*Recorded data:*
------------------------------

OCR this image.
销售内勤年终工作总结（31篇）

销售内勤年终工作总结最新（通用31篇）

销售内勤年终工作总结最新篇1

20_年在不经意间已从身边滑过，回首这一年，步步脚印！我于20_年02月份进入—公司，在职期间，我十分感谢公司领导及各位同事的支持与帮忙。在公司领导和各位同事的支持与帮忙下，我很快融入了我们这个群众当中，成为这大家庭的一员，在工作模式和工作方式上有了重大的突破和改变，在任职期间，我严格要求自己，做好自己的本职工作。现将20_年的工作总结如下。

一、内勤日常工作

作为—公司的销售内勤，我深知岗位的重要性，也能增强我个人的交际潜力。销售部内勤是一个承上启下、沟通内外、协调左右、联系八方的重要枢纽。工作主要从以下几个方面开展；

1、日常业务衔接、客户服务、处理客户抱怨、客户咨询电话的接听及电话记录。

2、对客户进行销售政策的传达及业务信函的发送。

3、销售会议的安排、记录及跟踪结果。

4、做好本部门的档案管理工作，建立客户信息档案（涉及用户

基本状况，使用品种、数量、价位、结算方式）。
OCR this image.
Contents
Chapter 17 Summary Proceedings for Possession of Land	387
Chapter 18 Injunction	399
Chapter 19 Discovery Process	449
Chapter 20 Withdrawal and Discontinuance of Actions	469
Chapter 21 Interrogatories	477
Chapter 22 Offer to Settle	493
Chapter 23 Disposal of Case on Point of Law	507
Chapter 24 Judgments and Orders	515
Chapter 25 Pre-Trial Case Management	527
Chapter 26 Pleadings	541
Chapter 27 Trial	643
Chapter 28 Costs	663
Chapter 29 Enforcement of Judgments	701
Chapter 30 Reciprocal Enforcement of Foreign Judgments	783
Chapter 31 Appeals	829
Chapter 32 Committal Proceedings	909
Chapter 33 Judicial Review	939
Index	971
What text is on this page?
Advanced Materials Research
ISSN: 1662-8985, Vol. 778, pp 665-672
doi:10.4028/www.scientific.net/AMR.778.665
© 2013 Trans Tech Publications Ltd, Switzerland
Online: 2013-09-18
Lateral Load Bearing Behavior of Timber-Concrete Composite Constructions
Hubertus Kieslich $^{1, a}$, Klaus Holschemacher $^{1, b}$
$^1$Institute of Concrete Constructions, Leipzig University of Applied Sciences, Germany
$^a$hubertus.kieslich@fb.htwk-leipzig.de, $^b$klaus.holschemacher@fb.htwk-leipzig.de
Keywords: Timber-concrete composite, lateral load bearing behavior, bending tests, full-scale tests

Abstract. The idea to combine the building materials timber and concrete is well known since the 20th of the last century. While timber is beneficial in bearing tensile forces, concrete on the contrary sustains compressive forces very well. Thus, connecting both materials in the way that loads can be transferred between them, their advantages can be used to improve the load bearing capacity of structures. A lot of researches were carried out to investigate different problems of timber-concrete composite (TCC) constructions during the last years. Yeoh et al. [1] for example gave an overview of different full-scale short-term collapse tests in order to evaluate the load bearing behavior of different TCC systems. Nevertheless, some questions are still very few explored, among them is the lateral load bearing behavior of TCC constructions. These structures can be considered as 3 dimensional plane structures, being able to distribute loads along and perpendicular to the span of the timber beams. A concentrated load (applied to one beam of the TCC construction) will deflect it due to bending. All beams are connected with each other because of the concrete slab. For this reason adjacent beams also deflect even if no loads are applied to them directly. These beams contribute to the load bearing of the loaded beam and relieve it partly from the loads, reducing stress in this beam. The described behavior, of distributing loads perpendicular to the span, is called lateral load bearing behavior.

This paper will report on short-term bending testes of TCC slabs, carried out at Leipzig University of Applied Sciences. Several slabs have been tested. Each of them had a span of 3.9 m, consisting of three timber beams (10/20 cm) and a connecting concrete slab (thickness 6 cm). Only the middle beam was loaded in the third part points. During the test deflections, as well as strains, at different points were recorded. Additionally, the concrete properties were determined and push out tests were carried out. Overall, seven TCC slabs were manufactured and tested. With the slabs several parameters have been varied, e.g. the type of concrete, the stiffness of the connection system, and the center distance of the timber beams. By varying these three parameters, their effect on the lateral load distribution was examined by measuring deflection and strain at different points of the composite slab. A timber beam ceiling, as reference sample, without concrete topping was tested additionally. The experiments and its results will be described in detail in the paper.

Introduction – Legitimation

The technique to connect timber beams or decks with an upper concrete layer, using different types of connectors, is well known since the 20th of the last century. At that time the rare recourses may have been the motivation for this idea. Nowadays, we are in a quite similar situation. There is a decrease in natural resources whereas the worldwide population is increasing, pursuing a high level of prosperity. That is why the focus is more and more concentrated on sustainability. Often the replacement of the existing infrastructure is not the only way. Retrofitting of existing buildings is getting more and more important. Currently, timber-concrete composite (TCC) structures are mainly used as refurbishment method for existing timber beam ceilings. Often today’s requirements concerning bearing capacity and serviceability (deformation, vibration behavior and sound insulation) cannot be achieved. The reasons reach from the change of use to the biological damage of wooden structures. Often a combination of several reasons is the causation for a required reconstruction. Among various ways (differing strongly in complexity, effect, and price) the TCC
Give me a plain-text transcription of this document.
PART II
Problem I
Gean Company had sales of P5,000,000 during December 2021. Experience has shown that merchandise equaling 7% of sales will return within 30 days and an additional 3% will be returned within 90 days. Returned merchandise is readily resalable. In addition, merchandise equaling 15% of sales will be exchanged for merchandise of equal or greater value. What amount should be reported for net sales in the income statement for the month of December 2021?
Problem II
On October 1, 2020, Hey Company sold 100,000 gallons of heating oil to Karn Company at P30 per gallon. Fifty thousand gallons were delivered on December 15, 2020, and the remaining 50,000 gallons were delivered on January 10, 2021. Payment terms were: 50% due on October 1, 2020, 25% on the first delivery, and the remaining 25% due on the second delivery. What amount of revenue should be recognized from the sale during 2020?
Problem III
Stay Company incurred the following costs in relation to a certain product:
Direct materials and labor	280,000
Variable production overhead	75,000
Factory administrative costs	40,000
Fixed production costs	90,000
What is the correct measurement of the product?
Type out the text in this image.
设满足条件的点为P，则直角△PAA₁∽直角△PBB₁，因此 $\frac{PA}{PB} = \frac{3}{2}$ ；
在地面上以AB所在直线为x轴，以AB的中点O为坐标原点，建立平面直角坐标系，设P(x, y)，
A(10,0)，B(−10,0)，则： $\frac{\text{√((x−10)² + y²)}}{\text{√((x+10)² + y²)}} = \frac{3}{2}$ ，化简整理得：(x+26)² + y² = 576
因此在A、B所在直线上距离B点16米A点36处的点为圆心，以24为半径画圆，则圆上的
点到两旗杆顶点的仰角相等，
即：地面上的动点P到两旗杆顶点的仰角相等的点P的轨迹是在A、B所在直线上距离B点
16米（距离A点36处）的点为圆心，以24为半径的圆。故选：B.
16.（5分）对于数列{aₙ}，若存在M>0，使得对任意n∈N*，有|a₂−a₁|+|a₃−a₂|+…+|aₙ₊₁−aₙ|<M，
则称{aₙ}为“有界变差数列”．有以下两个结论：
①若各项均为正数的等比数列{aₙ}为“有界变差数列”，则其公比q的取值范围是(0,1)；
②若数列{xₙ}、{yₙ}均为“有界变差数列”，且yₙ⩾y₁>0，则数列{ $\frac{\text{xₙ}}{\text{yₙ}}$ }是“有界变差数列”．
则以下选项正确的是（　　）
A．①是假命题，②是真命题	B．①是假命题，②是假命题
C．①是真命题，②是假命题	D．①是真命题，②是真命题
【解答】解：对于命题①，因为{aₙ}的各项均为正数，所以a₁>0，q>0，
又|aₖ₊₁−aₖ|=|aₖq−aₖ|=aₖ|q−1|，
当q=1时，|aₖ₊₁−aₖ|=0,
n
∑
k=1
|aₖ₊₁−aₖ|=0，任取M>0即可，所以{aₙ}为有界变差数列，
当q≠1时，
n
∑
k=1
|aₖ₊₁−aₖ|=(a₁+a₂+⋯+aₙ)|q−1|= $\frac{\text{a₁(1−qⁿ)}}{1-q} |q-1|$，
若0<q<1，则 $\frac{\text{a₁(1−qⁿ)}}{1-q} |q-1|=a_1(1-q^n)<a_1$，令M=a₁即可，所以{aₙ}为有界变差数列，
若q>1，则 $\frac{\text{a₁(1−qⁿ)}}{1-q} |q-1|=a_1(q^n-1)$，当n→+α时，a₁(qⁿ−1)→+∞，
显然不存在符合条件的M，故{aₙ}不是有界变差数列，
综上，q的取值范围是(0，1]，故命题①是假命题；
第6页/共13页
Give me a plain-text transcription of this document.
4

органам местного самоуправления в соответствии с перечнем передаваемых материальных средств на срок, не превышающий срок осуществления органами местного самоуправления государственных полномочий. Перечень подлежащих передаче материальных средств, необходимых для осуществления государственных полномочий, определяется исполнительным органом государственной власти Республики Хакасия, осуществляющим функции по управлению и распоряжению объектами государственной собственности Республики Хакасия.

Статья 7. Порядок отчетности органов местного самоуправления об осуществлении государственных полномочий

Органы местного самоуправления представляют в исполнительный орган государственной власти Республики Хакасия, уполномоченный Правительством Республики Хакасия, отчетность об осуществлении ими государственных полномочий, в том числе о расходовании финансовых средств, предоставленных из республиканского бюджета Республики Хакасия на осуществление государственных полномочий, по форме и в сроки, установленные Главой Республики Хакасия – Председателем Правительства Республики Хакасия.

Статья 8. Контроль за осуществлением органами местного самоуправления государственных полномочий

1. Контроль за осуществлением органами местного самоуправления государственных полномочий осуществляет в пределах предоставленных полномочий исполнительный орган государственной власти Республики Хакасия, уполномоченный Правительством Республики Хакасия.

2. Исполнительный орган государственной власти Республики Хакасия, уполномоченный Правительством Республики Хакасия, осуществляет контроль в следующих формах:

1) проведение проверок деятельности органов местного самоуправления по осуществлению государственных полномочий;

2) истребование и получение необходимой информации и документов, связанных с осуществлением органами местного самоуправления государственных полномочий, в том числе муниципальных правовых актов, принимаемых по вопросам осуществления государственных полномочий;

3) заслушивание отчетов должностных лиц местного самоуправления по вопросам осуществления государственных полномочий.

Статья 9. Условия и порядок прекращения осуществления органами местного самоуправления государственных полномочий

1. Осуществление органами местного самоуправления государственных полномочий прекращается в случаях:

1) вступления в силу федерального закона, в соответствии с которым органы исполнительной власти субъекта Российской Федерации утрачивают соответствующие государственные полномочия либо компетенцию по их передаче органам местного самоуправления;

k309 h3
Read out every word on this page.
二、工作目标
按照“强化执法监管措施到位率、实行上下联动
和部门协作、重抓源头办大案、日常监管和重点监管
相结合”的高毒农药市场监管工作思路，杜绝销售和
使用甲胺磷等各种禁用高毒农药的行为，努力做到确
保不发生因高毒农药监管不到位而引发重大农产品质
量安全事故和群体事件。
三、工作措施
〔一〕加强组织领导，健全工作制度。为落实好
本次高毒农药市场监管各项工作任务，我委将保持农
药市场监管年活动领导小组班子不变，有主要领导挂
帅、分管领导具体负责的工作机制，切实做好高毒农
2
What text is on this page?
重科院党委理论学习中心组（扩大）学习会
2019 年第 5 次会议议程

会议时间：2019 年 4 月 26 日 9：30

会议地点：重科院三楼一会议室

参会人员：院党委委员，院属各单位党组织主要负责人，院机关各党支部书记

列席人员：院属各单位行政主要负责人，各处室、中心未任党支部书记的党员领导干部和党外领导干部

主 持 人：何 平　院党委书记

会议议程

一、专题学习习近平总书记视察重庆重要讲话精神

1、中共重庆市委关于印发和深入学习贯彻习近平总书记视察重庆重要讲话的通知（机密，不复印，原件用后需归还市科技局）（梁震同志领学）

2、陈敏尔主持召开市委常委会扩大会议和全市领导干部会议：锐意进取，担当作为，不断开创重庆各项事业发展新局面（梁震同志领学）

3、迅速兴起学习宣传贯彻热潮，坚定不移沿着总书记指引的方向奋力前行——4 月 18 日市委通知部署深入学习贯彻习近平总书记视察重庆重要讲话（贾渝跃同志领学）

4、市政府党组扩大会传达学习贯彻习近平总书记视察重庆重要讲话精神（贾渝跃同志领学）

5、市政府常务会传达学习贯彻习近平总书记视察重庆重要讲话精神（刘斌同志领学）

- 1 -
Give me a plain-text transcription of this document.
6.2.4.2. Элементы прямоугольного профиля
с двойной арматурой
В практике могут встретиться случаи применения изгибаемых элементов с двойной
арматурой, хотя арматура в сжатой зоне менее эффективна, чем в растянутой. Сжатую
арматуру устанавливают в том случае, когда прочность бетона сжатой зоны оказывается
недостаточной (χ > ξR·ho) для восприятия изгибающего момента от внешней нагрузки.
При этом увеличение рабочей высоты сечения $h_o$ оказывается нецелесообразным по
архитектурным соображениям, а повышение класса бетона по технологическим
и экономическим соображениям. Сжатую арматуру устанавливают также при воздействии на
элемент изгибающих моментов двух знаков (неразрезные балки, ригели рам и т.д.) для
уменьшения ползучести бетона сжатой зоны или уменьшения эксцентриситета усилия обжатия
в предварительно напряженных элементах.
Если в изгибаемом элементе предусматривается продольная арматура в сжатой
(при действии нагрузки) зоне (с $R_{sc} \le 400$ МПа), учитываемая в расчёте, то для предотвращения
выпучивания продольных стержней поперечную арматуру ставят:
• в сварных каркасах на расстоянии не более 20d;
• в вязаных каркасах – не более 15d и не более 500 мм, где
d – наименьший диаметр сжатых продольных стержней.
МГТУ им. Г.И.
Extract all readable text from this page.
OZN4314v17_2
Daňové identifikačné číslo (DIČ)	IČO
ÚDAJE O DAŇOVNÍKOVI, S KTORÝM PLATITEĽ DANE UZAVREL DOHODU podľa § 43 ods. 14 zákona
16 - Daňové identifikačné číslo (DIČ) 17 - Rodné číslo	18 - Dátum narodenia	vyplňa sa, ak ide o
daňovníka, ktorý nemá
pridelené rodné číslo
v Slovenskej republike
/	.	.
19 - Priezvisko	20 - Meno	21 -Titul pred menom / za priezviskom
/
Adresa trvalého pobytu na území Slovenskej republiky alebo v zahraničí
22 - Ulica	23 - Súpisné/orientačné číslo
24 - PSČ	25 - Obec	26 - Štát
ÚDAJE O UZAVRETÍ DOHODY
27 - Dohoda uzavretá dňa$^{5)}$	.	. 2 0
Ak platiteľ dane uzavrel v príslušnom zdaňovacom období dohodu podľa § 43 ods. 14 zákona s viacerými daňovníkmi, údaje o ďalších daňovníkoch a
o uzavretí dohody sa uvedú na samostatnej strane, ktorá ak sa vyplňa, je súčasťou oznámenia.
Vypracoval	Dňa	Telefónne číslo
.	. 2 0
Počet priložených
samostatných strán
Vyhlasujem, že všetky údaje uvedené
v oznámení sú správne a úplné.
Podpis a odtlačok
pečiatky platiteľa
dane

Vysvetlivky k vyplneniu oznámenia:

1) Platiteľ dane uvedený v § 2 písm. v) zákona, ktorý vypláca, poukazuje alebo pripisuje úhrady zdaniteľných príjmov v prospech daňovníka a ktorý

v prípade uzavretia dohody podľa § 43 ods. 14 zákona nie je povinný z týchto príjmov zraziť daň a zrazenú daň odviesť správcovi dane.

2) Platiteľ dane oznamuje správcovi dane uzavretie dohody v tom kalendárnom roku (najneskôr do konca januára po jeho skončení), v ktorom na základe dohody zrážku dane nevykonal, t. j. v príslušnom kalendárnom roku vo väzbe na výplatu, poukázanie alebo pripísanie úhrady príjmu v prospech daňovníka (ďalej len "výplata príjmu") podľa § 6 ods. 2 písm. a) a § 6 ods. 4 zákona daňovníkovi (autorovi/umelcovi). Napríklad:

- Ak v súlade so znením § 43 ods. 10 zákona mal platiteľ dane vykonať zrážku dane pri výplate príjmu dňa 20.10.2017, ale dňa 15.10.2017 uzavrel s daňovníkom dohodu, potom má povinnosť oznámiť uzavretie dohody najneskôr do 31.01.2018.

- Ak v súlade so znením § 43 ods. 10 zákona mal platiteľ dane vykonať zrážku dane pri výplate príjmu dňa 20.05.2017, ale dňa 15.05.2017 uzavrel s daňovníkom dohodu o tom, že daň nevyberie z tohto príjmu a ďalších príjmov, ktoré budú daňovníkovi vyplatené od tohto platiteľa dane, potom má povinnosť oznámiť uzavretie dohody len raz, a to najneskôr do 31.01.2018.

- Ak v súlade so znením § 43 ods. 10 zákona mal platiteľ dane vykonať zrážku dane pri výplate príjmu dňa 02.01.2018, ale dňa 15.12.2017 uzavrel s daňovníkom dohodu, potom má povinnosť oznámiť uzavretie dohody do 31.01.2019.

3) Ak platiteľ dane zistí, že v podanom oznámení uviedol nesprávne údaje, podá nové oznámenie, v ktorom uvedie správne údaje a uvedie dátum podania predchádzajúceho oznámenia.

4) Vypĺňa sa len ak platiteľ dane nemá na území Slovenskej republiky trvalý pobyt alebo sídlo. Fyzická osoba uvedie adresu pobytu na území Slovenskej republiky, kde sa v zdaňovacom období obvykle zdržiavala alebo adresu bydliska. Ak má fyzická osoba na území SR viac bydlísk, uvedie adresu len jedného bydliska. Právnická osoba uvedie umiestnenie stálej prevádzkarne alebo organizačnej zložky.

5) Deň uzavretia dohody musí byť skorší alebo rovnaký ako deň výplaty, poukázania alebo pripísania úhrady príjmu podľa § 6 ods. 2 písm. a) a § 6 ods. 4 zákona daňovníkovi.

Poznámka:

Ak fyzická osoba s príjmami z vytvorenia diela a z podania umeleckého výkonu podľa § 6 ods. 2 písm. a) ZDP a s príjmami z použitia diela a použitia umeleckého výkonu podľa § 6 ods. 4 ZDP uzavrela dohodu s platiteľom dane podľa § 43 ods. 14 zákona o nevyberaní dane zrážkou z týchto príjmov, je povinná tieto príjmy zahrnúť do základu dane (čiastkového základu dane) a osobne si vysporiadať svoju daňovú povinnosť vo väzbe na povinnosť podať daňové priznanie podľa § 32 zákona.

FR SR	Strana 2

------------------------------

*TASK INSTRUCTIONS:* In the entries above, find each line with the string "období" and copy it.

*RESULT FOR THIS EXERCISE:*
Ak platiteľ dane uzavrel v príslušnom zdaňovacom období dohodu podľa § 43 ods. 14 zákona s viacerými daňovníkmi, údaje o ďalších daňovníkoch a
4) Vypĺňa sa len ak platiteľ dane nemá na území Slovenskej republiky trvalý pobyt alebo sídlo. Fyzická osoba uvedie adresu pobytu na území Slovenskej republiky, kde sa v zdaňovacom období obvykle zdržiavala alebo adresu bydliska. Ak má fyzická osoba na území SR viac bydlísk, uvedie adresu len jedného bydliska. Právnická osoba uvedie umiestnenie stálej prevádzkarne alebo organizačnej zložky.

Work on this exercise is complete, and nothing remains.